Collected data entries
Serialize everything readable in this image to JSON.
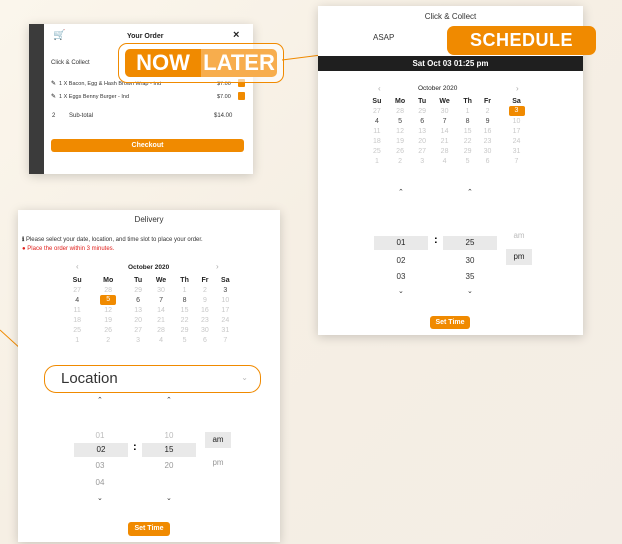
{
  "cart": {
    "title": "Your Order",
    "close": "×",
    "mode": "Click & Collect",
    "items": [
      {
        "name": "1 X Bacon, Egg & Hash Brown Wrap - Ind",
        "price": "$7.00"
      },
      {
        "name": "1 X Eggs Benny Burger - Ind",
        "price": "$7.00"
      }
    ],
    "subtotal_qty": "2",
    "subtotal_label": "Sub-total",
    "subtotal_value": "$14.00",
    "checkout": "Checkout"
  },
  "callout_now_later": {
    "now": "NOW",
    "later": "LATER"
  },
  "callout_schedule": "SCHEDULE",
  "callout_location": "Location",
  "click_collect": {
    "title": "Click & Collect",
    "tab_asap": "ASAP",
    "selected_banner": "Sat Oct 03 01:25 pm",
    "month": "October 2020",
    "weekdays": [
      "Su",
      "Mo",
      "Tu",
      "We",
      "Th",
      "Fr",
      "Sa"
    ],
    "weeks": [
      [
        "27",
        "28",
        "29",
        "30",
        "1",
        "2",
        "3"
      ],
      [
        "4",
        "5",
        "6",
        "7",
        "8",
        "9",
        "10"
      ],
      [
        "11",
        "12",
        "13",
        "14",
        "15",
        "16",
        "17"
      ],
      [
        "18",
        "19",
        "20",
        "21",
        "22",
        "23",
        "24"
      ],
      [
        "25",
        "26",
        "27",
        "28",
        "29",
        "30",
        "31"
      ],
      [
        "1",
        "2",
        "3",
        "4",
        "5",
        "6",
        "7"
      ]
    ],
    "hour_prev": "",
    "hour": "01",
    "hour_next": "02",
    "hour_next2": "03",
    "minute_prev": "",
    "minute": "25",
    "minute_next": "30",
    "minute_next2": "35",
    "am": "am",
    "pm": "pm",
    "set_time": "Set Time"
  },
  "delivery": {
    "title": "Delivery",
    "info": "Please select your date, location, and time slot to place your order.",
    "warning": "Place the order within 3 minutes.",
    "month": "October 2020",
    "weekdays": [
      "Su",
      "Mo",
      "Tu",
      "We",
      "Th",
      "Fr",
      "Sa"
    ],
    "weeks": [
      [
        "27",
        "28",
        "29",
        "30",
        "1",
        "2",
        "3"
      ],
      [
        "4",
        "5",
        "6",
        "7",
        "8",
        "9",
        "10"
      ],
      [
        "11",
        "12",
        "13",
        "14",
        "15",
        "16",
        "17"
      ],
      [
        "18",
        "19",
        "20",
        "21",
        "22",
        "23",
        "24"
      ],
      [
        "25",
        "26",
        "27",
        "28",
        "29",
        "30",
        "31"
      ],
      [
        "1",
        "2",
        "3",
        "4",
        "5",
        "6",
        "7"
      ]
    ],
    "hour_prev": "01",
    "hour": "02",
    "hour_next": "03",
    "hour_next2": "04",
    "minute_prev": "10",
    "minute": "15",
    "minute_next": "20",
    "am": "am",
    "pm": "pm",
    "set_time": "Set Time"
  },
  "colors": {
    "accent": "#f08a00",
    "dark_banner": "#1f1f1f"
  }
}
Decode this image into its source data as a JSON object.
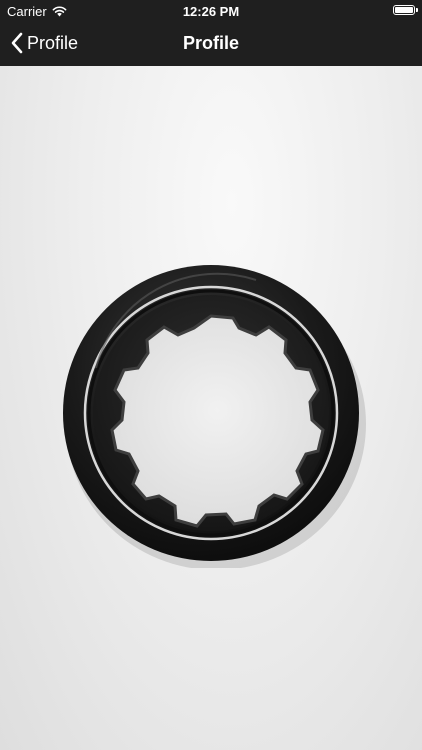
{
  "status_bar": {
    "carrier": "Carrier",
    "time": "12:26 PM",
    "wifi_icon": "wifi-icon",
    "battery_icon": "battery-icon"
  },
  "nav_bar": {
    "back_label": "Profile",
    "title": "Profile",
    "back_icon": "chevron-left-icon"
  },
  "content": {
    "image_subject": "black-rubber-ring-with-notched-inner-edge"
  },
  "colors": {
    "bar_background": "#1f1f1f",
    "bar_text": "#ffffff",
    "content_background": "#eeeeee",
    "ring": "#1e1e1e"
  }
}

Problem statement: Print once more, exactly, the lines from the one with "Decode this image" through the last line of the data, both ends included, without any pictures.

The output:
Decode this image into its source data as a JSON object.
{
  "status_bar": {
    "carrier": "Carrier",
    "time": "12:26 PM",
    "wifi_icon": "wifi-icon",
    "battery_icon": "battery-icon"
  },
  "nav_bar": {
    "back_label": "Profile",
    "title": "Profile",
    "back_icon": "chevron-left-icon"
  },
  "content": {
    "image_subject": "black-rubber-ring-with-notched-inner-edge"
  },
  "colors": {
    "bar_background": "#1f1f1f",
    "bar_text": "#ffffff",
    "content_background": "#eeeeee",
    "ring": "#1e1e1e"
  }
}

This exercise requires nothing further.